» EXERCISE BRIEF: Reproduce all of the listing below without alteration.

[Saved entries]
- - - - -

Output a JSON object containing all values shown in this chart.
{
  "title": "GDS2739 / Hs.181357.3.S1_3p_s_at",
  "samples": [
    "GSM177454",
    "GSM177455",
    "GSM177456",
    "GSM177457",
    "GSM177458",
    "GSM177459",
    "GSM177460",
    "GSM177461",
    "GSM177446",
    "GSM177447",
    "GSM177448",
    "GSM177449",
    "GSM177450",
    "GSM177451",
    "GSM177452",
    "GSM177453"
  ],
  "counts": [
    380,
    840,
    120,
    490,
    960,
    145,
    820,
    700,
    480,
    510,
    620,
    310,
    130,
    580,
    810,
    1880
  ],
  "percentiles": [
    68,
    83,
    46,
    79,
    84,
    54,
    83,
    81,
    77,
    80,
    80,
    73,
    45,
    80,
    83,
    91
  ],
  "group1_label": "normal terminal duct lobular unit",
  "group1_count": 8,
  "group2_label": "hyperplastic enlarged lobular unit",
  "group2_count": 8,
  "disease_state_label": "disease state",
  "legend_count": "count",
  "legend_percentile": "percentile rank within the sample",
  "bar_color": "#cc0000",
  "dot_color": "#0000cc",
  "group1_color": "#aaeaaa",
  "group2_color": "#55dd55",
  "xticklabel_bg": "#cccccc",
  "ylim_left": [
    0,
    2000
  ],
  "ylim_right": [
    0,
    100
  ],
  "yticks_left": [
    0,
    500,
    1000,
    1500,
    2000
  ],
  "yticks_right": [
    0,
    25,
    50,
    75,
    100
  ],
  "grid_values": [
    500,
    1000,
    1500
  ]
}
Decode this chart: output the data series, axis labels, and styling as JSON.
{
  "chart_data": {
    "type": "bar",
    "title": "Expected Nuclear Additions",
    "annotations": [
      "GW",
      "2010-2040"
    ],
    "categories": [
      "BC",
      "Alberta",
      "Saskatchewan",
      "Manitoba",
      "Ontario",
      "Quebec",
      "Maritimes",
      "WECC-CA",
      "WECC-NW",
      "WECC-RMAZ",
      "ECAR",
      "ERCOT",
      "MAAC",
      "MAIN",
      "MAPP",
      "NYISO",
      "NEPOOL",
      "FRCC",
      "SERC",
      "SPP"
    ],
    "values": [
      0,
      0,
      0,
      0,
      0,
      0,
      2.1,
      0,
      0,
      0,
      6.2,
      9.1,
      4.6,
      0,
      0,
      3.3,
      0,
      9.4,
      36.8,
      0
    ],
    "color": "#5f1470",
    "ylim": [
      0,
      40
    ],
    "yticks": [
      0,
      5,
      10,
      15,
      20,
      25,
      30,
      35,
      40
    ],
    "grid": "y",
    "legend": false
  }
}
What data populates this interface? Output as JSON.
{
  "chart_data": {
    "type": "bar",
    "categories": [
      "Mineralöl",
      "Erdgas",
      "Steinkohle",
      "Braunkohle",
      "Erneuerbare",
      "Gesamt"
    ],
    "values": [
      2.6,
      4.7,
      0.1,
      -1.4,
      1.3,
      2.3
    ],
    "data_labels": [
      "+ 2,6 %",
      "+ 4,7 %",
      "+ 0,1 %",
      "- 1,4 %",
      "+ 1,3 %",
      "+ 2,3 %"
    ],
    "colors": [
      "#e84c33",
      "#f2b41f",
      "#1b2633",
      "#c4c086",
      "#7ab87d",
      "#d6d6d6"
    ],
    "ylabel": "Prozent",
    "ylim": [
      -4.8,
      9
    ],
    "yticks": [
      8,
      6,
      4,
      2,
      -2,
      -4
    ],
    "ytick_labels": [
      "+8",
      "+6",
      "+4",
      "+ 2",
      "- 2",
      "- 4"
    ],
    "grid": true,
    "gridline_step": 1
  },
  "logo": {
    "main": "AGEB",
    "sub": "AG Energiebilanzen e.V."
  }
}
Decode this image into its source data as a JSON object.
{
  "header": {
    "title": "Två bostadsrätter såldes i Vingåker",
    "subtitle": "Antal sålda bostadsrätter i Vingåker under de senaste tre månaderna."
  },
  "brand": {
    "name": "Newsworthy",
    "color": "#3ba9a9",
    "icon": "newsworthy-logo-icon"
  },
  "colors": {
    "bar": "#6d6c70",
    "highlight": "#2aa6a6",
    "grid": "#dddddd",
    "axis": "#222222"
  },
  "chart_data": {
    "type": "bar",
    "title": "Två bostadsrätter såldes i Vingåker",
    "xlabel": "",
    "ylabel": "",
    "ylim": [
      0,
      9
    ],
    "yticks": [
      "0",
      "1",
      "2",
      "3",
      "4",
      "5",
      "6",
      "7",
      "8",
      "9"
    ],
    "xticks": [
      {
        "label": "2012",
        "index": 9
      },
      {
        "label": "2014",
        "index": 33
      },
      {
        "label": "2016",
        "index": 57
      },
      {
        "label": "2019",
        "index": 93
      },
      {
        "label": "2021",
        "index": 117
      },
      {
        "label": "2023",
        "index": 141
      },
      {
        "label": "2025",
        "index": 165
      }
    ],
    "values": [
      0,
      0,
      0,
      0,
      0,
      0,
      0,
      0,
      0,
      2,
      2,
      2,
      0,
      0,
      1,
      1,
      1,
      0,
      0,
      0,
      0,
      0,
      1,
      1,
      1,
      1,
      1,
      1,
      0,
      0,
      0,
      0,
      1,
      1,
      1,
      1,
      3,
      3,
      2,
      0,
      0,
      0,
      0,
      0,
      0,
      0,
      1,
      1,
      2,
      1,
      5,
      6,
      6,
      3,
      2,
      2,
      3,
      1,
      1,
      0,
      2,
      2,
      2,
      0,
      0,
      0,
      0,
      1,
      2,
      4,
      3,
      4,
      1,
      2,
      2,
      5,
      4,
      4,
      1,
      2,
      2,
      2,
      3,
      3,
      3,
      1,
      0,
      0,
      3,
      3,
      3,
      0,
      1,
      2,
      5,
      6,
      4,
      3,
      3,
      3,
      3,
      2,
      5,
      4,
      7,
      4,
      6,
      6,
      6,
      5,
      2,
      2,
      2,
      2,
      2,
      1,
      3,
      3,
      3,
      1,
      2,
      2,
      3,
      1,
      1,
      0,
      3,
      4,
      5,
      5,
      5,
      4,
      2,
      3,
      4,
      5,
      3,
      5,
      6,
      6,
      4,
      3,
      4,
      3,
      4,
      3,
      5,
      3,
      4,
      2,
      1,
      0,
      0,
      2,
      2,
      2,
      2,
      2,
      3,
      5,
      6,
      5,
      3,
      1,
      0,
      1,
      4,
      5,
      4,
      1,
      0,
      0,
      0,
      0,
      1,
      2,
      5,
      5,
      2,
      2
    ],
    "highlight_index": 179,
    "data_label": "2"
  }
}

- - - - -

» FINAL ANSWER:
Output a JSON object containing all values shown in this chart.
{
  "title": "GDS2739 / Hs.181357.3.S1_3p_s_at",
  "samples": [
    "GSM177454",
    "GSM177455",
    "GSM177456",
    "GSM177457",
    "GSM177458",
    "GSM177459",
    "GSM177460",
    "GSM177461",
    "GSM177446",
    "GSM177447",
    "GSM177448",
    "GSM177449",
    "GSM177450",
    "GSM177451",
    "GSM177452",
    "GSM177453"
  ],
  "counts": [
    380,
    840,
    120,
    490,
    960,
    145,
    820,
    700,
    480,
    510,
    620,
    310,
    130,
    580,
    810,
    1880
  ],
  "percentiles": [
    68,
    83,
    46,
    79,
    84,
    54,
    83,
    81,
    77,
    80,
    80,
    73,
    45,
    80,
    83,
    91
  ],
  "group1_label": "normal terminal duct lobular unit",
  "group1_count": 8,
  "group2_label": "hyperplastic enlarged lobular unit",
  "group2_count": 8,
  "disease_state_label": "disease state",
  "legend_count": "count",
  "legend_percentile": "percentile rank within the sample",
  "bar_color": "#cc0000",
  "dot_color": "#0000cc",
  "group1_color": "#aaeaaa",
  "group2_color": "#55dd55",
  "xticklabel_bg": "#cccccc",
  "ylim_left": [
    0,
    2000
  ],
  "ylim_right": [
    0,
    100
  ],
  "yticks_left": [
    0,
    500,
    1000,
    1500,
    2000
  ],
  "yticks_right": [
    0,
    25,
    50,
    75,
    100
  ],
  "grid_values": [
    500,
    1000,
    1500
  ]
}
Decode this chart: output the data series, axis labels, and styling as JSON.
{
  "chart_data": {
    "type": "bar",
    "title": "Expected Nuclear Additions",
    "annotations": [
      "GW",
      "2010-2040"
    ],
    "categories": [
      "BC",
      "Alberta",
      "Saskatchewan",
      "Manitoba",
      "Ontario",
      "Quebec",
      "Maritimes",
      "WECC-CA",
      "WECC-NW",
      "WECC-RMAZ",
      "ECAR",
      "ERCOT",
      "MAAC",
      "MAIN",
      "MAPP",
      "NYISO",
      "NEPOOL",
      "FRCC",
      "SERC",
      "SPP"
    ],
    "values": [
      0,
      0,
      0,
      0,
      0,
      0,
      2.1,
      0,
      0,
      0,
      6.2,
      9.1,
      4.6,
      0,
      0,
      3.3,
      0,
      9.4,
      36.8,
      0
    ],
    "color": "#5f1470",
    "ylim": [
      0,
      40
    ],
    "yticks": [
      0,
      5,
      10,
      15,
      20,
      25,
      30,
      35,
      40
    ],
    "grid": "y",
    "legend": false
  }
}
What data populates this interface? Output as JSON.
{
  "chart_data": {
    "type": "bar",
    "categories": [
      "Mineralöl",
      "Erdgas",
      "Steinkohle",
      "Braunkohle",
      "Erneuerbare",
      "Gesamt"
    ],
    "values": [
      2.6,
      4.7,
      0.1,
      -1.4,
      1.3,
      2.3
    ],
    "data_labels": [
      "+ 2,6 %",
      "+ 4,7 %",
      "+ 0,1 %",
      "- 1,4 %",
      "+ 1,3 %",
      "+ 2,3 %"
    ],
    "colors": [
      "#e84c33",
      "#f2b41f",
      "#1b2633",
      "#c4c086",
      "#7ab87d",
      "#d6d6d6"
    ],
    "ylabel": "Prozent",
    "ylim": [
      -4.8,
      9
    ],
    "yticks": [
      8,
      6,
      4,
      2,
      -2,
      -4
    ],
    "ytick_labels": [
      "+8",
      "+6",
      "+4",
      "+ 2",
      "- 2",
      "- 4"
    ],
    "grid": true,
    "gridline_step": 1
  },
  "logo": {
    "main": "AGEB",
    "sub": "AG Energiebilanzen e.V."
  }
}
Decode this image into its source data as a JSON object.
{
  "header": {
    "title": "Två bostadsrätter såldes i Vingåker",
    "subtitle": "Antal sålda bostadsrätter i Vingåker under de senaste tre månaderna."
  },
  "brand": {
    "name": "Newsworthy",
    "color": "#3ba9a9",
    "icon": "newsworthy-logo-icon"
  },
  "colors": {
    "bar": "#6d6c70",
    "highlight": "#2aa6a6",
    "grid": "#dddddd",
    "axis": "#222222"
  },
  "chart_data": {
    "type": "bar",
    "title": "Två bostadsrätter såldes i Vingåker",
    "xlabel": "",
    "ylabel": "",
    "ylim": [
      0,
      9
    ],
    "yticks": [
      "0",
      "1",
      "2",
      "3",
      "4",
      "5",
      "6",
      "7",
      "8",
      "9"
    ],
    "xticks": [
      {
        "label": "2012",
        "index": 9
      },
      {
        "label": "2014",
        "index": 33
      },
      {
        "label": "2016",
        "index": 57
      },
      {
        "label": "2019",
        "index": 93
      },
      {
        "label": "2021",
        "index": 117
      },
      {
        "label": "2023",
        "index": 141
      },
      {
        "label": "2025",
        "index": 165
      }
    ],
    "values": [
      0,
      0,
      0,
      0,
      0,
      0,
      0,
      0,
      0,
      2,
      2,
      2,
      0,
      0,
      1,
      1,
      1,
      0,
      0,
      0,
      0,
      0,
      1,
      1,
      1,
      1,
      1,
      1,
      0,
      0,
      0,
      0,
      1,
      1,
      1,
      1,
      3,
      3,
      2,
      0,
      0,
      0,
      0,
      0,
      0,
      0,
      1,
      1,
      2,
      1,
      5,
      6,
      6,
      3,
      2,
      2,
      3,
      1,
      1,
      0,
      2,
      2,
      2,
      0,
      0,
      0,
      0,
      1,
      2,
      4,
      3,
      4,
      1,
      2,
      2,
      5,
      4,
      4,
      1,
      2,
      2,
      2,
      3,
      3,
      3,
      1,
      0,
      0,
      3,
      3,
      3,
      0,
      1,
      2,
      5,
      6,
      4,
      3,
      3,
      3,
      3,
      2,
      5,
      4,
      7,
      4,
      6,
      6,
      6,
      5,
      2,
      2,
      2,
      2,
      2,
      1,
      3,
      3,
      3,
      1,
      2,
      2,
      3,
      1,
      1,
      0,
      3,
      4,
      5,
      5,
      5,
      4,
      2,
      3,
      4,
      5,
      3,
      5,
      6,
      6,
      4,
      3,
      4,
      3,
      4,
      3,
      5,
      3,
      4,
      2,
      1,
      0,
      0,
      2,
      2,
      2,
      2,
      2,
      3,
      5,
      6,
      5,
      3,
      1,
      0,
      1,
      4,
      5,
      4,
      1,
      0,
      0,
      0,
      0,
      1,
      2,
      5,
      5,
      2,
      2
    ],
    "highlight_index": 179,
    "data_label": "2"
  }
}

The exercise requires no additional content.